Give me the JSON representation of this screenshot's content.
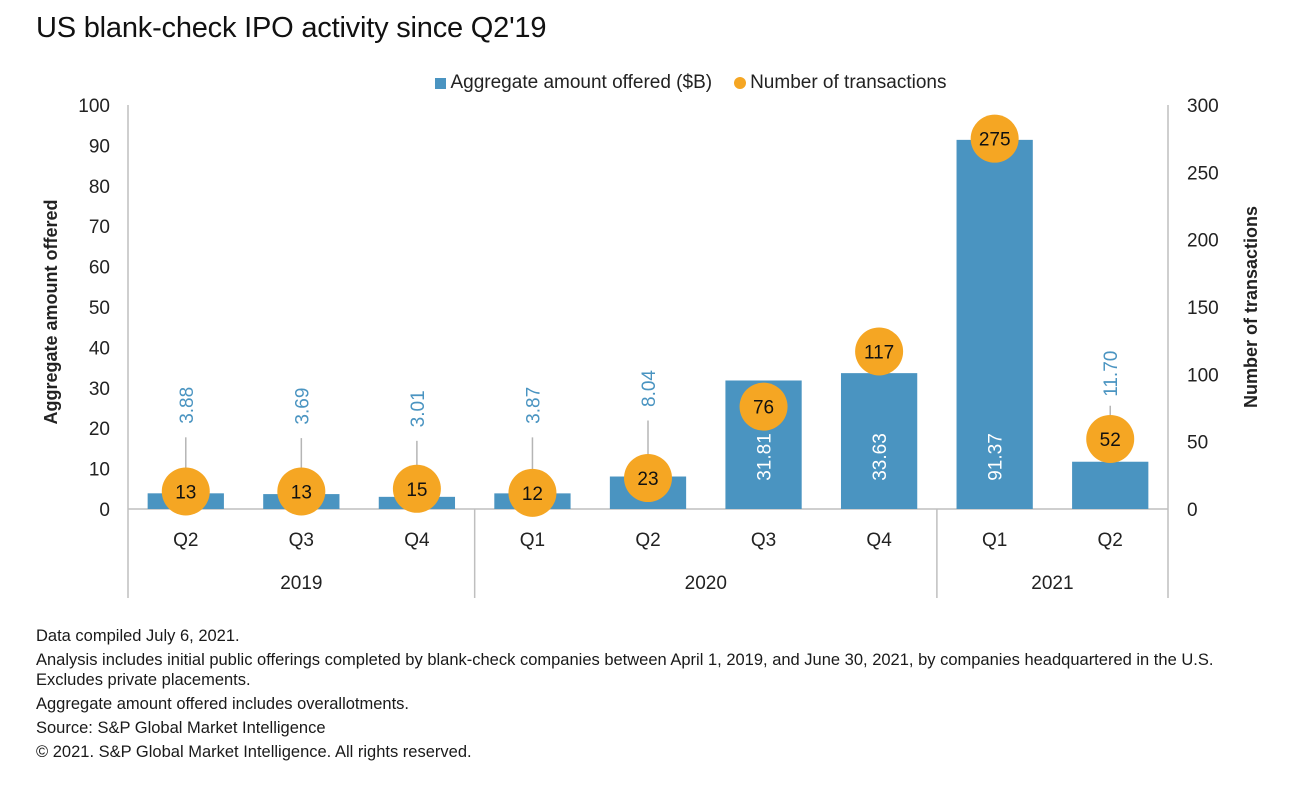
{
  "title": "US blank-check IPO activity since Q2'19",
  "legend": {
    "bar_label": "Aggregate amount offered ($B)",
    "dot_label": "Number of transactions"
  },
  "colors": {
    "bar": "#4a94c1",
    "dot": "#f5a623",
    "bar_label_outside": "#4a94c1",
    "bar_label_inside": "#ffffff",
    "axis": "#bfbfbf"
  },
  "chart_data": {
    "type": "bar",
    "title": "US blank-check IPO activity since Q2'19",
    "categories": [
      "Q2",
      "Q3",
      "Q4",
      "Q1",
      "Q2",
      "Q3",
      "Q4",
      "Q1",
      "Q2"
    ],
    "category_groups": [
      {
        "label": "2019",
        "count": 3
      },
      {
        "label": "2020",
        "count": 4
      },
      {
        "label": "2021",
        "count": 2
      }
    ],
    "series": [
      {
        "name": "Aggregate amount offered ($B)",
        "type": "bar",
        "axis": "left",
        "values": [
          3.88,
          3.69,
          3.01,
          3.87,
          8.04,
          31.81,
          33.63,
          91.37,
          11.7
        ],
        "labels": [
          "3.88",
          "3.69",
          "3.01",
          "3.87",
          "8.04",
          "31.81",
          "33.63",
          "91.37",
          "11.70"
        ],
        "label_inside": [
          false,
          false,
          false,
          false,
          false,
          true,
          true,
          true,
          false
        ]
      },
      {
        "name": "Number of transactions",
        "type": "scatter",
        "axis": "right",
        "values": [
          13,
          13,
          15,
          12,
          23,
          76,
          117,
          275,
          52
        ],
        "labels": [
          "13",
          "13",
          "15",
          "12",
          "23",
          "76",
          "117",
          "275",
          "52"
        ]
      }
    ],
    "ylabel": "Aggregate amount offered",
    "ylim": [
      0,
      100
    ],
    "yticks": [
      0,
      10,
      20,
      30,
      40,
      50,
      60,
      70,
      80,
      90,
      100
    ],
    "y2label": "Number of transactions",
    "y2lim": [
      0,
      300
    ],
    "y2ticks": [
      0,
      50,
      100,
      150,
      200,
      250,
      300
    ],
    "grid": false,
    "legend_position": "top-center"
  },
  "notes": [
    "Data compiled July 6, 2021.",
    "Analysis includes initial public offerings completed by blank-check companies between April 1, 2019, and June 30, 2021, by companies headquartered in the U.S. Excludes private placements.",
    "Aggregate amount offered includes overallotments.",
    "Source: S&P Global Market Intelligence",
    "© 2021. S&P Global Market Intelligence. All rights reserved."
  ]
}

WHAT THIS TASK INVOLVES
All lines above with "name" in them should be returned.

ANSWER TO THE PROBLEM
        "name": "Aggregate amount offered ($B)",
        "name": "Number of transactions",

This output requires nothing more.